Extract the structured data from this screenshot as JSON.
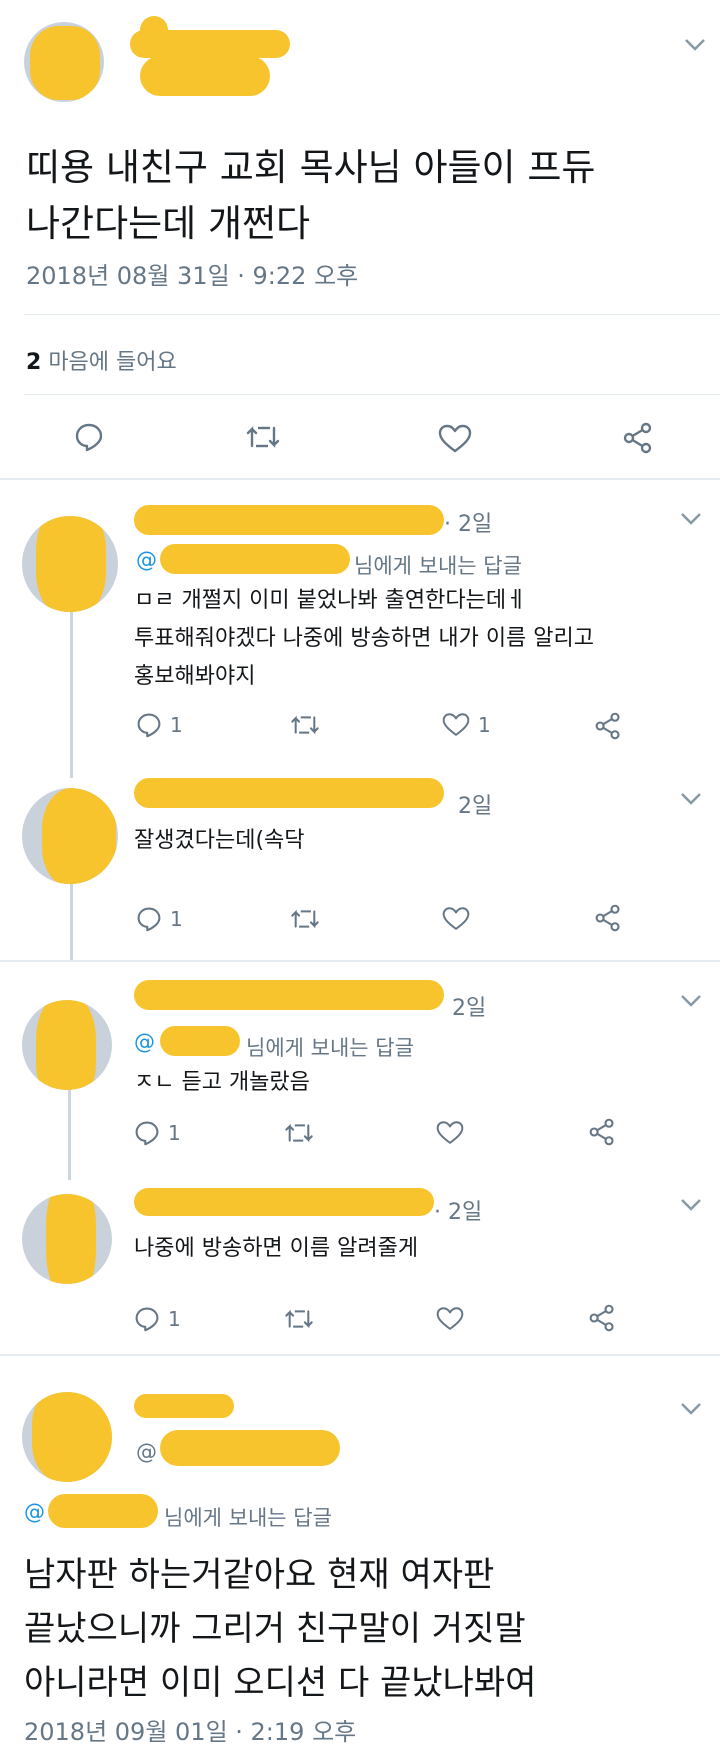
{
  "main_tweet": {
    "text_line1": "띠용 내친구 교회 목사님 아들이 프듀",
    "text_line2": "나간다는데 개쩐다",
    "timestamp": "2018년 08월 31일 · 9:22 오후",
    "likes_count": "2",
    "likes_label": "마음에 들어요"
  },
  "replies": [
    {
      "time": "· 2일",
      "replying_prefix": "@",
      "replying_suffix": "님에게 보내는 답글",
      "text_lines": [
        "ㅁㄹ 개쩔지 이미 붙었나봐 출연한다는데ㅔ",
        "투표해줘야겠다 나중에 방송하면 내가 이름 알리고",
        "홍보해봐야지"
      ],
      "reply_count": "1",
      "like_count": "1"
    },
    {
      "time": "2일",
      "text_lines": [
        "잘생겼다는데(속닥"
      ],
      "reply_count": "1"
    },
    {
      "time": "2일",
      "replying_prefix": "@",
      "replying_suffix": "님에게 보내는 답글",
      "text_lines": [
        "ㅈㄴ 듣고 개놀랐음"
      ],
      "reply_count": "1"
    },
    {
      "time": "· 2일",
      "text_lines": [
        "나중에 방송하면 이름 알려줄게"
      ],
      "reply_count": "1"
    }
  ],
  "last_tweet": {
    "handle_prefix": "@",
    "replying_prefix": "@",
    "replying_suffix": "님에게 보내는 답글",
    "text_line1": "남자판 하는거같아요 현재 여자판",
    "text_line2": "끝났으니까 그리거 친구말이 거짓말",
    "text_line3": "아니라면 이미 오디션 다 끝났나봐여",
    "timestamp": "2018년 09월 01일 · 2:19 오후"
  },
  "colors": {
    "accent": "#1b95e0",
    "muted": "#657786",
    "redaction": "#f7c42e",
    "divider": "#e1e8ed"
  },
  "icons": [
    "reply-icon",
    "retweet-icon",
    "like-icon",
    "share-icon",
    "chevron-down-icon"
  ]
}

#####

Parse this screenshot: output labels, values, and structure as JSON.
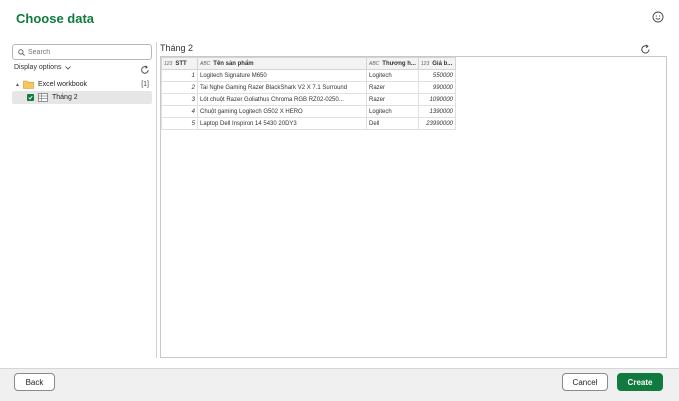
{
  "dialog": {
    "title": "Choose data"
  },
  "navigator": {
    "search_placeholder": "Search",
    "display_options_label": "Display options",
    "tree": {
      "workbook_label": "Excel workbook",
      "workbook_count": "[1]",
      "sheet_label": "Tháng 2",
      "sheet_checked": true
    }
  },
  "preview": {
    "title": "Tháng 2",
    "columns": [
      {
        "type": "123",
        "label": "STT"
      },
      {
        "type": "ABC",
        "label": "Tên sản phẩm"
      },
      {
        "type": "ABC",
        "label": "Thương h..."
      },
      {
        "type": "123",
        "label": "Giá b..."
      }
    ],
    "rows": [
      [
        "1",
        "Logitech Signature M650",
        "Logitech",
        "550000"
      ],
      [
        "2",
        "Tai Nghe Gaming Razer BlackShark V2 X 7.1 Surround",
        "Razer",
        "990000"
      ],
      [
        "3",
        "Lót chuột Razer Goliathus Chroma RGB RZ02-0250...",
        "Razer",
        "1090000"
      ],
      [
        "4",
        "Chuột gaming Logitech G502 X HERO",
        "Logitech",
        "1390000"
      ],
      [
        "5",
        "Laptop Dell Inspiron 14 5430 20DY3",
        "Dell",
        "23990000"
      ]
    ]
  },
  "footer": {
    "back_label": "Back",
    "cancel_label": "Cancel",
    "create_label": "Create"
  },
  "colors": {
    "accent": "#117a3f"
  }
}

#####

Problem requirements: Gather up, from the records above, each line where the word "방송하면" appears.

Answer for this exercise:
        "투표해줘야겠다 나중에 방송하면 내가 이름 알리고",
        "나중에 방송하면 이름 알려줄게"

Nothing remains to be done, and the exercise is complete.